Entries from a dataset
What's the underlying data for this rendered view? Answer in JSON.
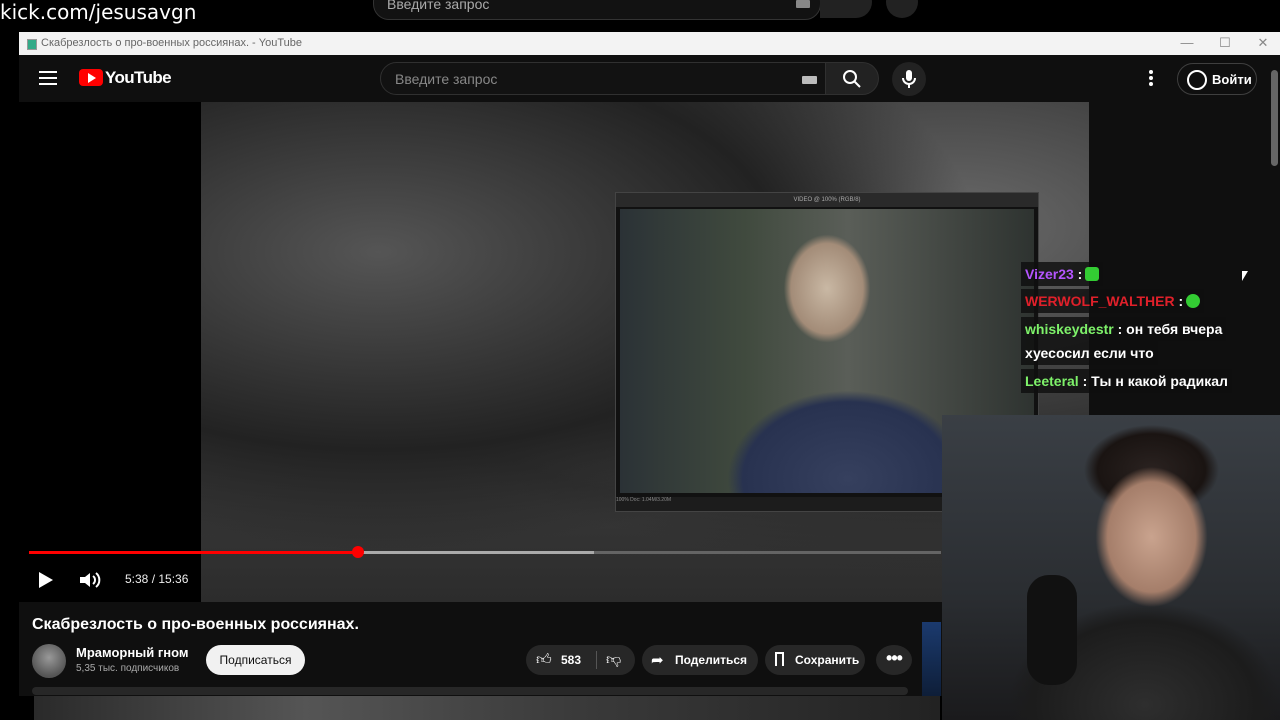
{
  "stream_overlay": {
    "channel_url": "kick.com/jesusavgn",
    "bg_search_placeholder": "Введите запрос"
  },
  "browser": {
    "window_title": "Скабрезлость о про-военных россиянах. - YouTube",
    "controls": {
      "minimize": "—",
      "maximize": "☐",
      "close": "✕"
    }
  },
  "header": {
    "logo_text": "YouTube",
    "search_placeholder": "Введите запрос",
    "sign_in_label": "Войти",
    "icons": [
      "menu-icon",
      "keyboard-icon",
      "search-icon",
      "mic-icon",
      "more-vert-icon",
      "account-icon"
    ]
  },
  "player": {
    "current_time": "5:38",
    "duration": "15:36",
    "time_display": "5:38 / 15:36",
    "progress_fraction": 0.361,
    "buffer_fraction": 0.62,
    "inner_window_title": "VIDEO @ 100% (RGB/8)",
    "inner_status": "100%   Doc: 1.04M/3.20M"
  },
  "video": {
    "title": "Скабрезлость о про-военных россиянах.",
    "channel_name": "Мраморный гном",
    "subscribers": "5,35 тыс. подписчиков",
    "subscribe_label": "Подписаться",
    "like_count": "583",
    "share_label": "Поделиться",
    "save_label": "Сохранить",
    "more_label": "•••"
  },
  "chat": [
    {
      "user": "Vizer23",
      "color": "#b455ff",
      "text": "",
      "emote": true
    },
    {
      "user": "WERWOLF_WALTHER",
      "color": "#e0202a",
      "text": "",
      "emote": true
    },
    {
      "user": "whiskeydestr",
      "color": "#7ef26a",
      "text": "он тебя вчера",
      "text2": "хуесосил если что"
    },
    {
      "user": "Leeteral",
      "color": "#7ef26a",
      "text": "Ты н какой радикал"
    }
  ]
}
* * *
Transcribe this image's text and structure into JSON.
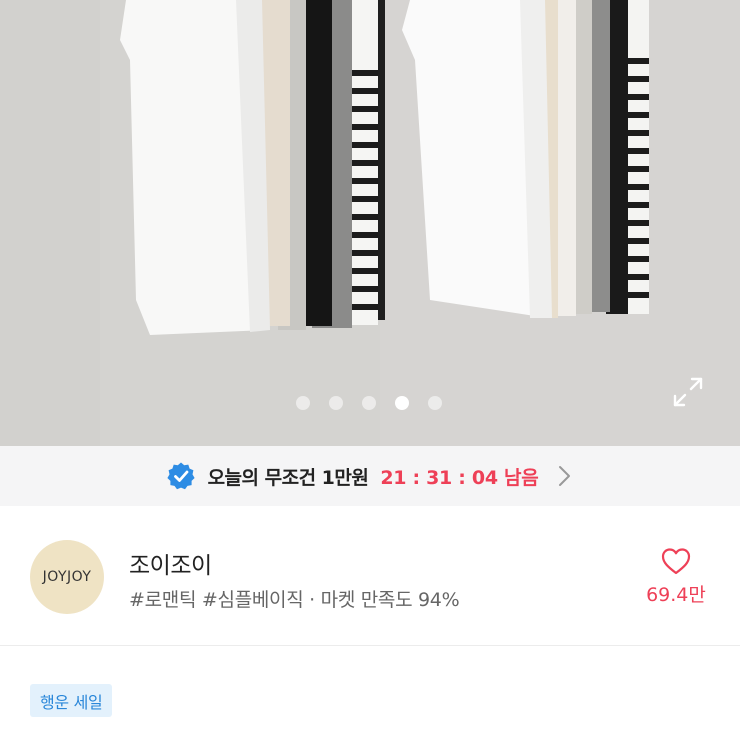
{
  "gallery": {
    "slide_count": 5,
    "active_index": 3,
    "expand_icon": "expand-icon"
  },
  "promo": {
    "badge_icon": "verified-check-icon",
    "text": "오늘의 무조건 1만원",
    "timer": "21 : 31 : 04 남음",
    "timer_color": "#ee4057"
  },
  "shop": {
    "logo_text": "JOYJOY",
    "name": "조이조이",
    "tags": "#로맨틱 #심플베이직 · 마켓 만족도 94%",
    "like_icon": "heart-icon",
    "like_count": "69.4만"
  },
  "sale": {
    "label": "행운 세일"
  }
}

**Exercise goal:** Give the number of lines above that hold the word "YouTube", and nothing more.

**Answer to the exercise:** 2